◆ Directions for this task
In the records that follow, show each line where the word "data" is present.

◆ Raw records
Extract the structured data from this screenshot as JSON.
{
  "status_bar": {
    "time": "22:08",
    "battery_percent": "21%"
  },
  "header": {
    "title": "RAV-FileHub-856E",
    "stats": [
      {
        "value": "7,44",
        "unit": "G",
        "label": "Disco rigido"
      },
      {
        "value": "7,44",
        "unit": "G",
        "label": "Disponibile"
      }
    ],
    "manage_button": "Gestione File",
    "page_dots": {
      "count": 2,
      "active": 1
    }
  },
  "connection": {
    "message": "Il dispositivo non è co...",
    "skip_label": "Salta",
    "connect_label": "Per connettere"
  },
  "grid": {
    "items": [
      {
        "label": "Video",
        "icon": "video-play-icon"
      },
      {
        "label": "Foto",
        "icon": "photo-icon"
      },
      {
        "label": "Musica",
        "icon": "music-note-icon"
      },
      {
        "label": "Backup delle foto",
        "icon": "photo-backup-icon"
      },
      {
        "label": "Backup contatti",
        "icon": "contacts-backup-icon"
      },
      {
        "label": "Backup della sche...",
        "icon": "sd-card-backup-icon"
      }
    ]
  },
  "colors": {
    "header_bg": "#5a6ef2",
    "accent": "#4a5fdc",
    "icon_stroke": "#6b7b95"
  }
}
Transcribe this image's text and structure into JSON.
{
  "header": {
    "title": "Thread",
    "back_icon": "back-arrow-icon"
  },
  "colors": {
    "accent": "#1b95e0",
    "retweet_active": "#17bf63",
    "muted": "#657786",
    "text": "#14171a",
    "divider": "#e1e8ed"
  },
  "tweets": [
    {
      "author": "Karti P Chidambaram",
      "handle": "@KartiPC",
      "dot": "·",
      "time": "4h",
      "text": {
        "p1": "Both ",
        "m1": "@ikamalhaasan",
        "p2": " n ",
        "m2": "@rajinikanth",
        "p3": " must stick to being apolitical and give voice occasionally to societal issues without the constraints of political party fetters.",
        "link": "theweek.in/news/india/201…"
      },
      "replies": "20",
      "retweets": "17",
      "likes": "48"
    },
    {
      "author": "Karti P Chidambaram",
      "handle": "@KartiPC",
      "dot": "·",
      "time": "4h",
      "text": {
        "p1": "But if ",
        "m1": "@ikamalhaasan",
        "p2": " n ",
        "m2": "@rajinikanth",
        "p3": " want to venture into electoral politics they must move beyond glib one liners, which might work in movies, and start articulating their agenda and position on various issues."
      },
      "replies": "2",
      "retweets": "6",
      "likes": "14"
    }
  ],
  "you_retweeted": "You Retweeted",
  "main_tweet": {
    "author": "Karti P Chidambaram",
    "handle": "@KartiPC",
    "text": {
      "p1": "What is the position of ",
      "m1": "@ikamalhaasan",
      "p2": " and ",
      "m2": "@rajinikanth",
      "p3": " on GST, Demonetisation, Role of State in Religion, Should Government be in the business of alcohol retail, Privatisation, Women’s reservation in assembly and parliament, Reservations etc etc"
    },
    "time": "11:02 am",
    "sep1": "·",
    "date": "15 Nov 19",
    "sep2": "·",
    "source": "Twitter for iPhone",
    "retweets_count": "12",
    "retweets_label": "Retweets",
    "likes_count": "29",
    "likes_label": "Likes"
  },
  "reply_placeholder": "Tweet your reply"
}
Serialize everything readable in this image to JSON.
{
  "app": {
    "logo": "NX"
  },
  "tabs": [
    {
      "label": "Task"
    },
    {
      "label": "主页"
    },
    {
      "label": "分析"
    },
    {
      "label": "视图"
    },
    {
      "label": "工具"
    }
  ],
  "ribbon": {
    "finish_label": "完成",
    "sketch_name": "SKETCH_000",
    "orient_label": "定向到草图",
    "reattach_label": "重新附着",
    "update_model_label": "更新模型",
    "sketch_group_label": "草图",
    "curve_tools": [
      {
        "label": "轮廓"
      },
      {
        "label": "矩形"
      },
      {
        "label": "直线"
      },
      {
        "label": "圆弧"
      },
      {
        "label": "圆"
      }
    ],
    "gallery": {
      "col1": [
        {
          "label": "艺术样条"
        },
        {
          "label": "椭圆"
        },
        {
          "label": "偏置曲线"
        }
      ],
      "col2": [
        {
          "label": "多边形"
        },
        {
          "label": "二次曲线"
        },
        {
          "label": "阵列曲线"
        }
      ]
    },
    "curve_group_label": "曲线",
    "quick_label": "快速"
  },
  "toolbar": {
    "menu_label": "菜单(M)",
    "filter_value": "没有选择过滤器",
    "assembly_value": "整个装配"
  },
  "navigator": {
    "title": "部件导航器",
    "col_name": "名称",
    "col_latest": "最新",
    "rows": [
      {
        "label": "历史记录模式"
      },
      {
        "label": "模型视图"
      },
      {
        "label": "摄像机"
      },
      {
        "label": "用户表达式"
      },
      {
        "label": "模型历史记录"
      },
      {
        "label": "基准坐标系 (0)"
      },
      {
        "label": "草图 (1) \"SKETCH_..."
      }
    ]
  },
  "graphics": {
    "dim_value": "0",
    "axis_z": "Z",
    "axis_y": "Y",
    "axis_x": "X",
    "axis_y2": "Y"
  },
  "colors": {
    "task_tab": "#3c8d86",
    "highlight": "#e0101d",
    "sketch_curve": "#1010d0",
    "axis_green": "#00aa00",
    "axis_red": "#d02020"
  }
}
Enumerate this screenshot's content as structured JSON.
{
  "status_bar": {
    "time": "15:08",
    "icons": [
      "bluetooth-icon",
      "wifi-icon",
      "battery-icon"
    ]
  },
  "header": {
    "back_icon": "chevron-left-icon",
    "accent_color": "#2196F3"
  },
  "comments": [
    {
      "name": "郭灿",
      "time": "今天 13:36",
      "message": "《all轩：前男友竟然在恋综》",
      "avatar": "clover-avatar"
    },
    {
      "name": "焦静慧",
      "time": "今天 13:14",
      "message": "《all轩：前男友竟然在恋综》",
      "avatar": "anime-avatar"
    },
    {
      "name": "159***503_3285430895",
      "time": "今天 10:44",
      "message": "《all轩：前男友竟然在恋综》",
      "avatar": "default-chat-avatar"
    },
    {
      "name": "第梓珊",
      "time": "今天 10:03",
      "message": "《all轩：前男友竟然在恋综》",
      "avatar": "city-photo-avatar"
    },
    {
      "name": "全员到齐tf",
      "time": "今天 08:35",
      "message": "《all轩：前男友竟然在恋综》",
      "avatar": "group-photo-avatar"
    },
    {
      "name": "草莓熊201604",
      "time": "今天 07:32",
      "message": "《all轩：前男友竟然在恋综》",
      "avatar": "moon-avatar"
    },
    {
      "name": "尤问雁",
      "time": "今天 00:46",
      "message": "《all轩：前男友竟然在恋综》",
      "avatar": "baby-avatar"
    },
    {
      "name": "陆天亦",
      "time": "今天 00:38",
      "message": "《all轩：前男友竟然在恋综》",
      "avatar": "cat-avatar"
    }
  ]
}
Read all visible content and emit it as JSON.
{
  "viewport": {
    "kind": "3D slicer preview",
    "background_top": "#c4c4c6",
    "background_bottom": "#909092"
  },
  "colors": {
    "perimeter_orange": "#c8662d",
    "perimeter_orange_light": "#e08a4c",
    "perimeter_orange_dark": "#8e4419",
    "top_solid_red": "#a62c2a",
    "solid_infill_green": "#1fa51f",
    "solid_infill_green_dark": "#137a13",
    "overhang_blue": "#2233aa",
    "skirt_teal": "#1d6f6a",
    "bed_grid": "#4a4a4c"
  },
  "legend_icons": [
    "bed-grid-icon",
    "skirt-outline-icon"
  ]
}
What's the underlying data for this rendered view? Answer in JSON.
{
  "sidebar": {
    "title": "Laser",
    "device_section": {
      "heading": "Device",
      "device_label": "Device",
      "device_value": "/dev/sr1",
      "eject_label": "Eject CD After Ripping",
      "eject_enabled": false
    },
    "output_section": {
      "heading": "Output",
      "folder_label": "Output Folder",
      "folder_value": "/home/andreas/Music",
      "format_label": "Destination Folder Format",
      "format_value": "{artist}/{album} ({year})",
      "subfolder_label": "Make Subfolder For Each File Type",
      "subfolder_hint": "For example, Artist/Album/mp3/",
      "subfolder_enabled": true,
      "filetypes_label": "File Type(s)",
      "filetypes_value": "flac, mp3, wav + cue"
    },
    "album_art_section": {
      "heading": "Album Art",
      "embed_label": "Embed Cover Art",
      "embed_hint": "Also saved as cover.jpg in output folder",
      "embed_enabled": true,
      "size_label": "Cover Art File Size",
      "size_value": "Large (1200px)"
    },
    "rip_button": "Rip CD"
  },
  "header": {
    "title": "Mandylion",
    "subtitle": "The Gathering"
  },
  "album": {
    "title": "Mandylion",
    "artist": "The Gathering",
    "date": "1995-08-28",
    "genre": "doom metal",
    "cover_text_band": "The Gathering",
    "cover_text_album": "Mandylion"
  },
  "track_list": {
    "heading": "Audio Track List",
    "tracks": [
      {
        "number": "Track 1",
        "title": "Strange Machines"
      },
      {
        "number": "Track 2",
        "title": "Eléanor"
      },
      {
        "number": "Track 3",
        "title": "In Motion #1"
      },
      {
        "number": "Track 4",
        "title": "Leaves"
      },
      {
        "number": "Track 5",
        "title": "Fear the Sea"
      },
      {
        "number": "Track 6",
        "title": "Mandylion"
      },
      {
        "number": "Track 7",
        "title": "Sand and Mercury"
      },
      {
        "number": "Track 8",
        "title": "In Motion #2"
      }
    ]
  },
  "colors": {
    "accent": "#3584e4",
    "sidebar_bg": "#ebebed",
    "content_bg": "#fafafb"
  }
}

◆ Answer
Extract the structured data from this screenshot as JSON.
What's the underlying data for this rendered view? Answer in JSON.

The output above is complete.